From the listing below, extract each line containing the string "Total".

◇ ◇ ◇

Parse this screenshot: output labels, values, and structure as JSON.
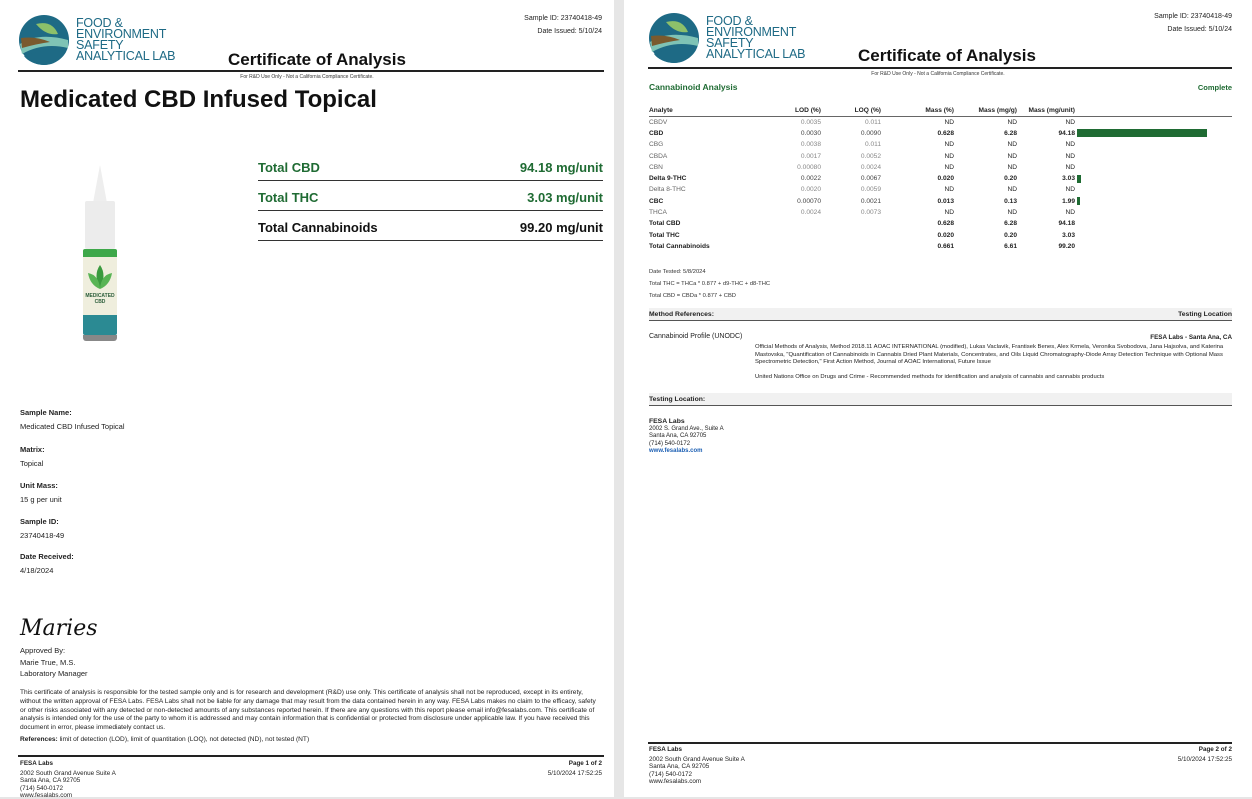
{
  "logo": {
    "lines": [
      "FOOD &",
      "ENVIRONMENT",
      "SAFETY",
      "ANALYTICAL LAB"
    ]
  },
  "header": {
    "title": "Certificate of Analysis",
    "sample_id": "Sample ID: 23740418-49",
    "date_issued": "Date Issued: 5/10/24",
    "notice": "For R&D Use Only - Not a California Compliance Certificate."
  },
  "colors": {
    "accent": "#1f6b33",
    "logo_blue": "#1e6a85"
  },
  "page1": {
    "product_title": "Medicated CBD Infused Topical",
    "product_label": "MEDICATED CBD",
    "summary": [
      {
        "label": "Total CBD",
        "value": "94.18 mg/unit"
      },
      {
        "label": "Total THC",
        "value": "3.03 mg/unit"
      },
      {
        "label": "Total Cannabinoids",
        "value": "99.20 mg/unit"
      }
    ],
    "fields": [
      {
        "label": "Sample Name:",
        "value": "Medicated CBD Infused Topical"
      },
      {
        "label": "Matrix:",
        "value": "Topical"
      },
      {
        "label": "Unit Mass:",
        "value": "15 g per unit"
      },
      {
        "label": "Sample ID:",
        "value": "23740418-49"
      },
      {
        "label": "Date Received:",
        "value": "4/18/2024"
      }
    ],
    "signature": "Maries",
    "approved_by": "Approved By:",
    "approver_name": "Marie True, M.S.",
    "approver_title": "Laboratory Manager",
    "disclaimer": "This certificate of analysis is responsible for the tested sample only and is for research and development (R&D) use only. This certificate of analysis shall not be reproduced, except in its entirety, without the written approval of FESA Labs. FESA Labs shall not be liable for any damage that may result from the data contained herein in any way. FESA Labs makes no claim to the efficacy, safety or other risks associated with any detected or non-detected amounts of any substances reported herein. If there are any questions with this report please email info@fesalabs.com. This certificate of analysis is intended only for the use of the party to whom it is addressed and may contain information that is confidential or protected from disclosure under applicable law. If you have received this document in error, please immediately contact us.",
    "references_label": "References:",
    "references": "limit of detection (LOD), limit of quantitation (LOQ), not detected (ND), not tested (NT)",
    "page": "Page 1 of 2"
  },
  "footer": {
    "company": "FESA Labs",
    "address1": "2002 South Grand Avenue Suite A",
    "address2": "Santa Ana, CA 92705",
    "phone": "(714) 540-0172",
    "web": "www.fesalabs.com",
    "timestamp": "5/10/2024 17:52:25"
  },
  "page2": {
    "section_title": "Cannabinoid Analysis",
    "status": "Complete",
    "columns": [
      "Analyte",
      "LOD (%)",
      "LOQ (%)",
      "Mass (%)",
      "Mass (mg/g)",
      "Mass (mg/unit)"
    ],
    "rows": [
      {
        "analyte": "CBDV",
        "lod": "0.0035",
        "loq": "0.011",
        "pct": "ND",
        "mgg": "ND",
        "mgu": "ND",
        "bar": 0,
        "bold": false
      },
      {
        "analyte": "CBD",
        "lod": "0.0030",
        "loq": "0.0090",
        "pct": "0.628",
        "mgg": "6.28",
        "mgu": "94.18",
        "bar": 94.18,
        "bold": true
      },
      {
        "analyte": "CBG",
        "lod": "0.0038",
        "loq": "0.011",
        "pct": "ND",
        "mgg": "ND",
        "mgu": "ND",
        "bar": 0,
        "bold": false
      },
      {
        "analyte": "CBDA",
        "lod": "0.0017",
        "loq": "0.0052",
        "pct": "ND",
        "mgg": "ND",
        "mgu": "ND",
        "bar": 0,
        "bold": false
      },
      {
        "analyte": "CBN",
        "lod": "0.00080",
        "loq": "0.0024",
        "pct": "ND",
        "mgg": "ND",
        "mgu": "ND",
        "bar": 0,
        "bold": false
      },
      {
        "analyte": "Delta 9-THC",
        "lod": "0.0022",
        "loq": "0.0067",
        "pct": "0.020",
        "mgg": "0.20",
        "mgu": "3.03",
        "bar": 3.03,
        "bold": true
      },
      {
        "analyte": "Delta 8-THC",
        "lod": "0.0020",
        "loq": "0.0059",
        "pct": "ND",
        "mgg": "ND",
        "mgu": "ND",
        "bar": 0,
        "bold": false
      },
      {
        "analyte": "CBC",
        "lod": "0.00070",
        "loq": "0.0021",
        "pct": "0.013",
        "mgg": "0.13",
        "mgu": "1.99",
        "bar": 1.99,
        "bold": true
      },
      {
        "analyte": "THCA",
        "lod": "0.0024",
        "loq": "0.0073",
        "pct": "ND",
        "mgg": "ND",
        "mgu": "ND",
        "bar": 0,
        "bold": false
      },
      {
        "analyte": "Total CBD",
        "lod": "",
        "loq": "",
        "pct": "0.628",
        "mgg": "6.28",
        "mgu": "94.18",
        "bar": 0,
        "bold": true
      },
      {
        "analyte": "Total THC",
        "lod": "",
        "loq": "",
        "pct": "0.020",
        "mgg": "0.20",
        "mgu": "3.03",
        "bar": 0,
        "bold": true
      },
      {
        "analyte": "Total Cannabinoids",
        "lod": "",
        "loq": "",
        "pct": "0.661",
        "mgg": "6.61",
        "mgu": "99.20",
        "bar": 0,
        "bold": true
      }
    ],
    "date_tested": "Date Tested: 5/8/2024",
    "formula_thc": "Total THC = THCa * 0.877 + d9-THC + d8-THC",
    "formula_cbd": "Total CBD = CBDa * 0.877 + CBD",
    "method_header": "Method References:",
    "testing_location_header": "Testing Location",
    "method_name": "Cannabinoid Profile (UNODC)",
    "method_location": "FESA Labs - Santa Ana, CA",
    "method_ref1": "Official Methods of Analysis, Method 2018.11 AOAC INTERNATIONAL (modified), Lukas Vaclavik, Frantisek Benes, Alex Krmela, Veronika Svobodova, Jana Hajsolva, and Katerina Mastovska, \"Quantification of Cannabinoids in Cannabis Dried Plant Materials, Concentrates, and Oils Liquid Chromatography-Diode Array Detection Technique with Optional Mass Spectrometric Detection,\" First Action Method, Journal of AOAC International, Future Issue",
    "method_ref2": "United Nations Office on Drugs and Crime - Recommended methods for identification and analysis of cannabis and cannabis products",
    "location_header": "Testing Location:",
    "location": {
      "name": "FESA Labs",
      "address1": "2002 S. Grand Ave., Suite A",
      "address2": "Santa Ana, CA 92705",
      "phone": "(714) 540-0172",
      "web": "www.fesalabs.com"
    },
    "page": "Page 2 of 2"
  }
}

◇ ◇ ◇

**Response below**
        "label": "Total CBD",
        "label": "Total THC",
        "label": "Total Cannabinoids",
        "analyte": "Total CBD",
        "analyte": "Total THC",
        "analyte": "Total Cannabinoids",
    "formula_thc": "Total THC = THCa * 0.877 + d9-THC + d8-THC",
    "formula_cbd": "Total CBD = CBDa * 0.877 + CBD",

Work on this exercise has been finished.